Given task:
Give back exactly the lines that run from the line containing "Give me the" through the end of the listing below. Leave out every other line.

Raw records:
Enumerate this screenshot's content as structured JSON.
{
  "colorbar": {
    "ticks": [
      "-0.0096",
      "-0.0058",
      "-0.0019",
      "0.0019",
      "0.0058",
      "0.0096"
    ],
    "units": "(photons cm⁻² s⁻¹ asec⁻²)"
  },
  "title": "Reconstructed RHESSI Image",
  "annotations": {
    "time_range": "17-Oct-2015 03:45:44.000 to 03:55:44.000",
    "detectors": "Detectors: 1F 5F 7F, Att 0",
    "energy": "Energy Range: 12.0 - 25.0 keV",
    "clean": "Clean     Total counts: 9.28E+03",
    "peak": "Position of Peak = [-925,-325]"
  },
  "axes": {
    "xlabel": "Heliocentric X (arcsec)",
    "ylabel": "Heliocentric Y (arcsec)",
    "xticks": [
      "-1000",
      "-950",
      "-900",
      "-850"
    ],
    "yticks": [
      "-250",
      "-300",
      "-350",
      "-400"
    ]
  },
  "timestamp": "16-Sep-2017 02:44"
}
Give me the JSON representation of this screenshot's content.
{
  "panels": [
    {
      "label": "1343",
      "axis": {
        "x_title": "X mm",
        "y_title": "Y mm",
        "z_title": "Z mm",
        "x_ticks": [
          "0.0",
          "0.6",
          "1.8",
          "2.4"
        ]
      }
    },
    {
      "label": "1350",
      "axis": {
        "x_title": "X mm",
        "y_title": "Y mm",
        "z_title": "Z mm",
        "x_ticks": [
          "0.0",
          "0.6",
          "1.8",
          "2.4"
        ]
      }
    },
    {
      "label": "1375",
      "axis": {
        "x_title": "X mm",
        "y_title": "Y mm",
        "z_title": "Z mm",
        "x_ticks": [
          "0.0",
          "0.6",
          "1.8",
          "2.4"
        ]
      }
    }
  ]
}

Solution to the problem:
Give me the JSON representation of this screenshot's content.
{
  "panels": [
    {
      "label": "1343",
      "axis": {
        "x_title": "X mm",
        "y_title": "Y mm",
        "z_title": "Z mm",
        "x_ticks": [
          "0.0",
          "0.6",
          "1.8",
          "2.4"
        ]
      }
    },
    {
      "label": "1350",
      "axis": {
        "x_title": "X mm",
        "y_title": "Y mm",
        "z_title": "Z mm",
        "x_ticks": [
          "0.0",
          "0.6",
          "1.8",
          "2.4"
        ]
      }
    },
    {
      "label": "1375",
      "axis": {
        "x_title": "X mm",
        "y_title": "Y mm",
        "z_title": "Z mm",
        "x_ticks": [
          "0.0",
          "0.6",
          "1.8",
          "2.4"
        ]
      }
    }
  ]
}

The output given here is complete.